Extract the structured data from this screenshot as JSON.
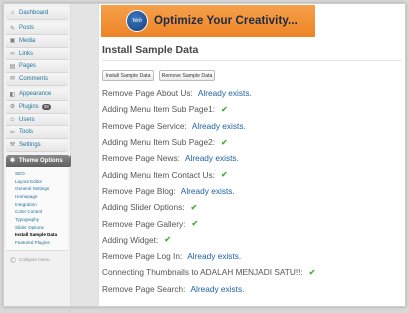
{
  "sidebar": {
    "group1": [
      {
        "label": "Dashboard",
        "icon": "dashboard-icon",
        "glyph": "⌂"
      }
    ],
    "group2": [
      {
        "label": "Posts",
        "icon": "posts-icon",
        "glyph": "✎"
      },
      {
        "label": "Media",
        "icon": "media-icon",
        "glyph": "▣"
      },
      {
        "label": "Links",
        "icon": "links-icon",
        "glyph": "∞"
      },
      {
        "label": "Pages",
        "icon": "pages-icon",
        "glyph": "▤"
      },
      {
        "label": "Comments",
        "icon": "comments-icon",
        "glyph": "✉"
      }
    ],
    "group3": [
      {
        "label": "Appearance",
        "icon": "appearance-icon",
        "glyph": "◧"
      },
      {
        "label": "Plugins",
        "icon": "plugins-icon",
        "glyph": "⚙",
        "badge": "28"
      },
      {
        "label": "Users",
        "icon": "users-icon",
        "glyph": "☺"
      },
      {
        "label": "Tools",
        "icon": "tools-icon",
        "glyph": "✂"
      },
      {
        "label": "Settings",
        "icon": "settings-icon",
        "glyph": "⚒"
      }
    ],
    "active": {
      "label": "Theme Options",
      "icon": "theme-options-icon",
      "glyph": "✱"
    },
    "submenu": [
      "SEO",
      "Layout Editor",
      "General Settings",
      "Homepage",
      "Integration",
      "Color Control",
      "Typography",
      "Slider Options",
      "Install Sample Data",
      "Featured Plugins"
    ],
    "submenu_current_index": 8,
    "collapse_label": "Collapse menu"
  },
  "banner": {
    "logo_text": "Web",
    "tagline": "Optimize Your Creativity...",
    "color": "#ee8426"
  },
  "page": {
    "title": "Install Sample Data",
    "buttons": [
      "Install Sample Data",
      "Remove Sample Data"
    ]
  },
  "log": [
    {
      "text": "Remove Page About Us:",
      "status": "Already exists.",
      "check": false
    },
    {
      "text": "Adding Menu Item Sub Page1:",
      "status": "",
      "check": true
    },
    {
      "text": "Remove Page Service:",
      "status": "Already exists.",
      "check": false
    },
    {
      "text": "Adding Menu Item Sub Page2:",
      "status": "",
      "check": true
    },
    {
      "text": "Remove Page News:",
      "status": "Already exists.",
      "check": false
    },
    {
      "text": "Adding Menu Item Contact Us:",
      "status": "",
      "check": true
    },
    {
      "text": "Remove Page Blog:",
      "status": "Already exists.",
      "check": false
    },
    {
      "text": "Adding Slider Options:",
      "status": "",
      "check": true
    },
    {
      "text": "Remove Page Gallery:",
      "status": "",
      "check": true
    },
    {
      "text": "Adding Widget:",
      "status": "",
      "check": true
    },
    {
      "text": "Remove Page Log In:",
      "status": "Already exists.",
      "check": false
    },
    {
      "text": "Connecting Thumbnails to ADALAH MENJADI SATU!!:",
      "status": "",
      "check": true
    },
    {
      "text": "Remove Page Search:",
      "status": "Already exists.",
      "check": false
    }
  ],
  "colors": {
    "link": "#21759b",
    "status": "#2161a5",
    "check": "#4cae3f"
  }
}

== == ==

**Short problem**
Write out the data precisely as given, excluding the pictures.

**The reply**
Extract the structured data from this screenshot as JSON.
{
  "sidebar": {
    "group1": [
      {
        "label": "Dashboard",
        "icon": "dashboard-icon",
        "glyph": "⌂"
      }
    ],
    "group2": [
      {
        "label": "Posts",
        "icon": "posts-icon",
        "glyph": "✎"
      },
      {
        "label": "Media",
        "icon": "media-icon",
        "glyph": "▣"
      },
      {
        "label": "Links",
        "icon": "links-icon",
        "glyph": "∞"
      },
      {
        "label": "Pages",
        "icon": "pages-icon",
        "glyph": "▤"
      },
      {
        "label": "Comments",
        "icon": "comments-icon",
        "glyph": "✉"
      }
    ],
    "group3": [
      {
        "label": "Appearance",
        "icon": "appearance-icon",
        "glyph": "◧"
      },
      {
        "label": "Plugins",
        "icon": "plugins-icon",
        "glyph": "⚙",
        "badge": "28"
      },
      {
        "label": "Users",
        "icon": "users-icon",
        "glyph": "☺"
      },
      {
        "label": "Tools",
        "icon": "tools-icon",
        "glyph": "✂"
      },
      {
        "label": "Settings",
        "icon": "settings-icon",
        "glyph": "⚒"
      }
    ],
    "active": {
      "label": "Theme Options",
      "icon": "theme-options-icon",
      "glyph": "✱"
    },
    "submenu": [
      "SEO",
      "Layout Editor",
      "General Settings",
      "Homepage",
      "Integration",
      "Color Control",
      "Typography",
      "Slider Options",
      "Install Sample Data",
      "Featured Plugins"
    ],
    "submenu_current_index": 8,
    "collapse_label": "Collapse menu"
  },
  "banner": {
    "logo_text": "Web",
    "tagline": "Optimize Your Creativity...",
    "color": "#ee8426"
  },
  "page": {
    "title": "Install Sample Data",
    "buttons": [
      "Install Sample Data",
      "Remove Sample Data"
    ]
  },
  "log": [
    {
      "text": "Remove Page About Us:",
      "status": "Already exists.",
      "check": false
    },
    {
      "text": "Adding Menu Item Sub Page1:",
      "status": "",
      "check": true
    },
    {
      "text": "Remove Page Service:",
      "status": "Already exists.",
      "check": false
    },
    {
      "text": "Adding Menu Item Sub Page2:",
      "status": "",
      "check": true
    },
    {
      "text": "Remove Page News:",
      "status": "Already exists.",
      "check": false
    },
    {
      "text": "Adding Menu Item Contact Us:",
      "status": "",
      "check": true
    },
    {
      "text": "Remove Page Blog:",
      "status": "Already exists.",
      "check": false
    },
    {
      "text": "Adding Slider Options:",
      "status": "",
      "check": true
    },
    {
      "text": "Remove Page Gallery:",
      "status": "",
      "check": true
    },
    {
      "text": "Adding Widget:",
      "status": "",
      "check": true
    },
    {
      "text": "Remove Page Log In:",
      "status": "Already exists.",
      "check": false
    },
    {
      "text": "Connecting Thumbnails to ADALAH MENJADI SATU!!:",
      "status": "",
      "check": true
    },
    {
      "text": "Remove Page Search:",
      "status": "Already exists.",
      "check": false
    }
  ],
  "colors": {
    "link": "#21759b",
    "status": "#2161a5",
    "check": "#4cae3f"
  }
}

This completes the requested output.